__Aim__: Return a copy of every line in the records that includes the word "JSON".

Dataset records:
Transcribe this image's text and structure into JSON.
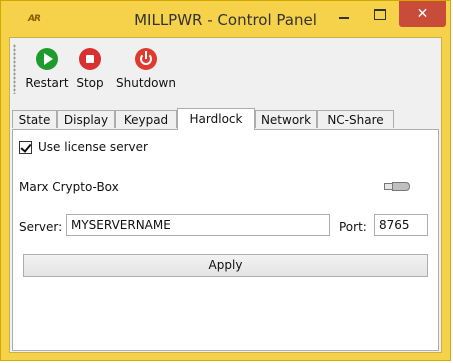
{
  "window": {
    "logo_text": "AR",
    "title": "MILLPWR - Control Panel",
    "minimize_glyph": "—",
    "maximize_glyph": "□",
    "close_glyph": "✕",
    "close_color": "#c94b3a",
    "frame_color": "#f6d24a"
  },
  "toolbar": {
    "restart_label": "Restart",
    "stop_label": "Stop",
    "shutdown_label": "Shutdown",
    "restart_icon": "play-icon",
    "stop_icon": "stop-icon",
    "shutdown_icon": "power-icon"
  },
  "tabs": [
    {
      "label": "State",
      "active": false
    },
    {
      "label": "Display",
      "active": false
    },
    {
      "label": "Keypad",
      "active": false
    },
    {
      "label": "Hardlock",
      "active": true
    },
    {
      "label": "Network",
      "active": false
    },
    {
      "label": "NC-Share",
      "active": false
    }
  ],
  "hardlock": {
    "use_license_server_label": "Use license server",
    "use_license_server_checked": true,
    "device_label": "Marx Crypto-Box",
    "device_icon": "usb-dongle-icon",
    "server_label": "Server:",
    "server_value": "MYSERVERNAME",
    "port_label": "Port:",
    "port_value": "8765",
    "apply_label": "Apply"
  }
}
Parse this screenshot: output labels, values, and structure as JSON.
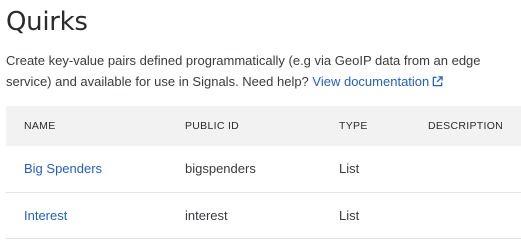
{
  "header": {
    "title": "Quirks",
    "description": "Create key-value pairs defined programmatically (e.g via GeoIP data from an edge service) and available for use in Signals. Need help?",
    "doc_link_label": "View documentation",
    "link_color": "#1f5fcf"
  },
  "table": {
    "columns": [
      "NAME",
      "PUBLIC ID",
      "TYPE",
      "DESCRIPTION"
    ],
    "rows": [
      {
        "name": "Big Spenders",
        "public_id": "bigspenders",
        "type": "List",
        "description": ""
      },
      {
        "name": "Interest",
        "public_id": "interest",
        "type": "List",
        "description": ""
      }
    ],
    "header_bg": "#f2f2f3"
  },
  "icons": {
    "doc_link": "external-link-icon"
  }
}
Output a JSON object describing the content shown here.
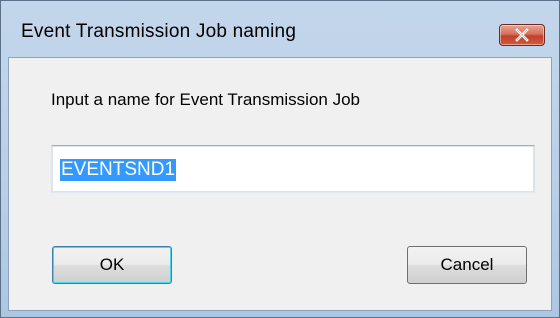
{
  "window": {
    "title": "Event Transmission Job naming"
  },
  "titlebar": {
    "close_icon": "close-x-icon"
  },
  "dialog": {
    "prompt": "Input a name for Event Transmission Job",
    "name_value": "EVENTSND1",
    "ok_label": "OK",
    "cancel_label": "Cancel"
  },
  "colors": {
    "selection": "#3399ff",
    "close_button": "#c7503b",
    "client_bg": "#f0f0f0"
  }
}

__Solution to this exercise__:
Transcribe this image's text and structure into JSON.
Parse this screenshot: output labels, values, and structure as JSON.
Output a JSON object describing the content shown here.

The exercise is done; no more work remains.